== What to do ==
Print all entries precisely as they are written.

Dataset items
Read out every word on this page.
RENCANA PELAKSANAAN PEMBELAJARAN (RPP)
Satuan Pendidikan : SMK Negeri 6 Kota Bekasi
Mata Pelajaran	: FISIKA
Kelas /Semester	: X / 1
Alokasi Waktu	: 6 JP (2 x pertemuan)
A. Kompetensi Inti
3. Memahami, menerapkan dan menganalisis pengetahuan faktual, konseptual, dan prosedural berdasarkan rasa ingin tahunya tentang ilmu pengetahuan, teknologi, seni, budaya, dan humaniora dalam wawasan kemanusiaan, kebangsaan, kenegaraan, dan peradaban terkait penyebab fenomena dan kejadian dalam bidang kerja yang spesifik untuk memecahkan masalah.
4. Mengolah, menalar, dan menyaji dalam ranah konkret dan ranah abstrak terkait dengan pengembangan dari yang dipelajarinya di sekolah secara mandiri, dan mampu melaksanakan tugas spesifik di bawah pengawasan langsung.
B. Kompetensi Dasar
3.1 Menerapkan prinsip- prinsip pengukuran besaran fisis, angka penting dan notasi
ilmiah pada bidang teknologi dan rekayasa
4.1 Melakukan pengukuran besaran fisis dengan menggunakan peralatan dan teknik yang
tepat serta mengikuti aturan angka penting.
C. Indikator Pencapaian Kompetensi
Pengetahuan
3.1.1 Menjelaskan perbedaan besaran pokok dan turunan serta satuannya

== The answer ==
Read out every word on this page.
RENCANA PELAKSANAAN PEMBELAJARAN (RPP)
Satuan Pendidikan : SMK Negeri 6 Kota Bekasi
Mata Pelajaran	: FISIKA
Kelas /Semester	: X / 1
Alokasi Waktu	: 6 JP (2 x pertemuan)
A. Kompetensi Inti
3. Memahami, menerapkan dan menganalisis pengetahuan faktual, konseptual, dan prosedural berdasarkan rasa ingin tahunya tentang ilmu pengetahuan, teknologi, seni, budaya, dan humaniora dalam wawasan kemanusiaan, kebangsaan, kenegaraan, dan peradaban terkait penyebab fenomena dan kejadian dalam bidang kerja yang spesifik untuk memecahkan masalah.
4. Mengolah, menalar, dan menyaji dalam ranah konkret dan ranah abstrak terkait dengan pengembangan dari yang dipelajarinya di sekolah secara mandiri, dan mampu melaksanakan tugas spesifik di bawah pengawasan langsung.
B. Kompetensi Dasar
3.1 Menerapkan prinsip- prinsip pengukuran besaran fisis, angka penting dan notasi
ilmiah pada bidang teknologi dan rekayasa
4.1 Melakukan pengukuran besaran fisis dengan menggunakan peralatan dan teknik yang
tepat serta mengikuti aturan angka penting.
C. Indikator Pencapaian Kompetensi
Pengetahuan
3.1.1 Menjelaskan perbedaan besaran pokok dan turunan serta satuannya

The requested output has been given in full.